With the pictures omitted, write out the entries that follow exactly as they stand.

=== Supplied records ===
________________________________________
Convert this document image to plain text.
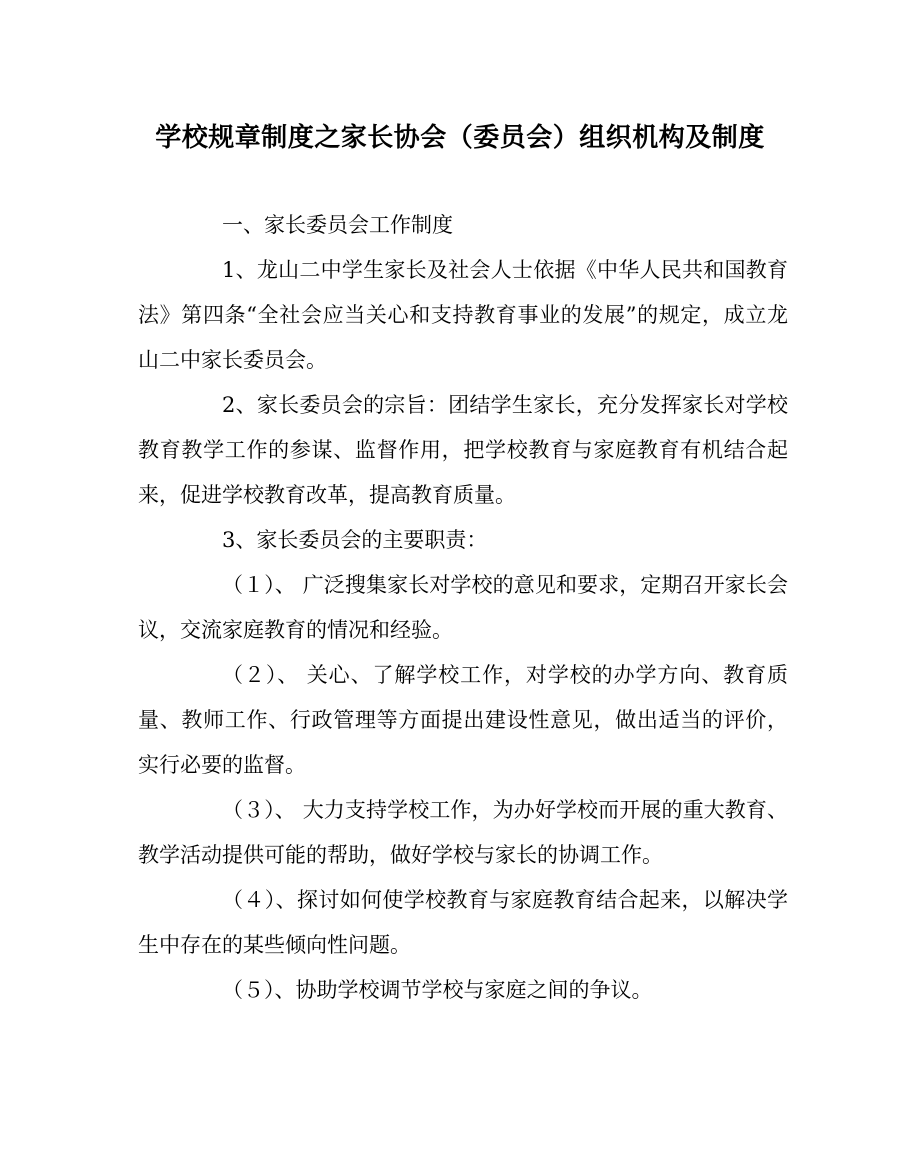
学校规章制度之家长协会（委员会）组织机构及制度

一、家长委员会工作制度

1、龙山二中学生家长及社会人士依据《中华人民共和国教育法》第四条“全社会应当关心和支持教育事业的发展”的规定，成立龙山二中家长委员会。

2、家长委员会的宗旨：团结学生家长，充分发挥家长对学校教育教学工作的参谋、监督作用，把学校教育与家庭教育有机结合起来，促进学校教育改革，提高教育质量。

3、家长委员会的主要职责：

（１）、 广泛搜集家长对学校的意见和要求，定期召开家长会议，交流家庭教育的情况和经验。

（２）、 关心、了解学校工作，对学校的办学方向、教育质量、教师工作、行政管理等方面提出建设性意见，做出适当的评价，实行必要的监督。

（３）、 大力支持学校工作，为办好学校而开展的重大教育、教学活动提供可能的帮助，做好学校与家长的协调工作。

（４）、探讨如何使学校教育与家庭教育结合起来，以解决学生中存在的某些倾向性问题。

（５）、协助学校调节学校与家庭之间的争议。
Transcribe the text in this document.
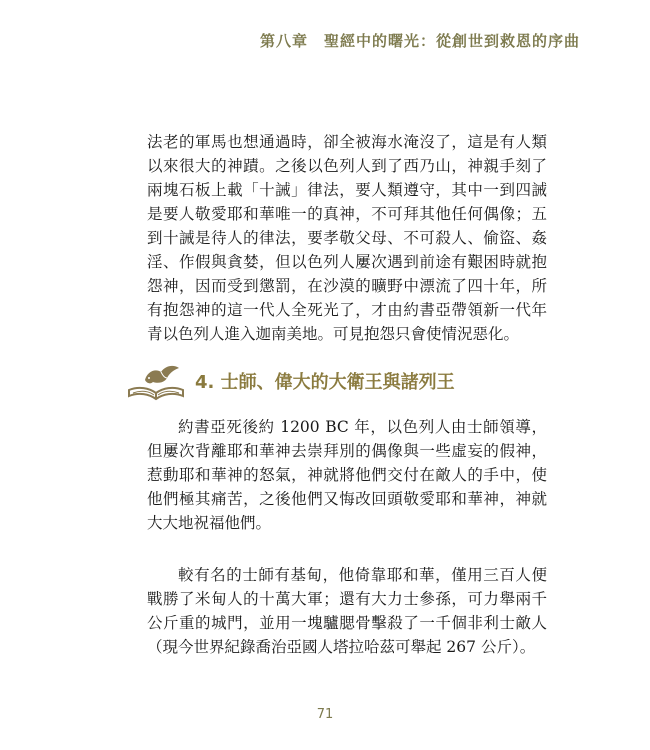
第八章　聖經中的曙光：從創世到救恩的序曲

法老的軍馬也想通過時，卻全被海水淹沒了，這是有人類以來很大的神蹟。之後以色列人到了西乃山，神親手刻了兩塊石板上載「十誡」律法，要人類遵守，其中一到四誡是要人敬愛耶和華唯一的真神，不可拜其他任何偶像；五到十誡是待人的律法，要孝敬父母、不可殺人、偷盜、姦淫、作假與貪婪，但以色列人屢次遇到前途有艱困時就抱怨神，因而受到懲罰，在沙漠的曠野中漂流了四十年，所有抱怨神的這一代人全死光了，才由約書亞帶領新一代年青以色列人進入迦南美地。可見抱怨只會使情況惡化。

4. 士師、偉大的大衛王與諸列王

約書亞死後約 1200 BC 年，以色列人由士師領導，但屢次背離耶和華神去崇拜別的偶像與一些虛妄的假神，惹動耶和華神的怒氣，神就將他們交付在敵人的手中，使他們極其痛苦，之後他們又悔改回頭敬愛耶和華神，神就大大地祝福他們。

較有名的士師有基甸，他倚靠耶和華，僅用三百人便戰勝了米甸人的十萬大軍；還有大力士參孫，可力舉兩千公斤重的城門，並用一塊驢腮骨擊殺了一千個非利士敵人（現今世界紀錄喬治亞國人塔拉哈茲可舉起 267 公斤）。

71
________________________________________
=== Answer in full ===
Convert this document image to plain text.
学校规章制度之家长协会（委员会）组织机构及制度

一、家长委员会工作制度

1、龙山二中学生家长及社会人士依据《中华人民共和国教育法》第四条“全社会应当关心和支持教育事业的发展”的规定，成立龙山二中家长委员会。

2、家长委员会的宗旨：团结学生家长，充分发挥家长对学校教育教学工作的参谋、监督作用，把学校教育与家庭教育有机结合起来，促进学校教育改革，提高教育质量。

3、家长委员会的主要职责：

（１）、 广泛搜集家长对学校的意见和要求，定期召开家长会议，交流家庭教育的情况和经验。

（２）、 关心、了解学校工作，对学校的办学方向、教育质量、教师工作、行政管理等方面提出建设性意见，做出适当的评价，实行必要的监督。

（３）、 大力支持学校工作，为办好学校而开展的重大教育、教学活动提供可能的帮助，做好学校与家长的协调工作。

（４）、探讨如何使学校教育与家庭教育结合起来，以解决学生中存在的某些倾向性问题。

（５）、协助学校调节学校与家庭之间的争议。
Transcribe the text in this document.
第八章　聖經中的曙光：從創世到救恩的序曲

法老的軍馬也想通過時，卻全被海水淹沒了，這是有人類以來很大的神蹟。之後以色列人到了西乃山，神親手刻了兩塊石板上載「十誡」律法，要人類遵守，其中一到四誡是要人敬愛耶和華唯一的真神，不可拜其他任何偶像；五到十誡是待人的律法，要孝敬父母、不可殺人、偷盜、姦淫、作假與貪婪，但以色列人屢次遇到前途有艱困時就抱怨神，因而受到懲罰，在沙漠的曠野中漂流了四十年，所有抱怨神的這一代人全死光了，才由約書亞帶領新一代年青以色列人進入迦南美地。可見抱怨只會使情況惡化。

4. 士師、偉大的大衛王與諸列王

約書亞死後約 1200 BC 年，以色列人由士師領導，但屢次背離耶和華神去崇拜別的偶像與一些虛妄的假神，惹動耶和華神的怒氣，神就將他們交付在敵人的手中，使他們極其痛苦，之後他們又悔改回頭敬愛耶和華神，神就大大地祝福他們。

較有名的士師有基甸，他倚靠耶和華，僅用三百人便戰勝了米甸人的十萬大軍；還有大力士參孫，可力舉兩千公斤重的城門，並用一塊驢腮骨擊殺了一千個非利士敵人（現今世界紀錄喬治亞國人塔拉哈茲可舉起 267 公斤）。

71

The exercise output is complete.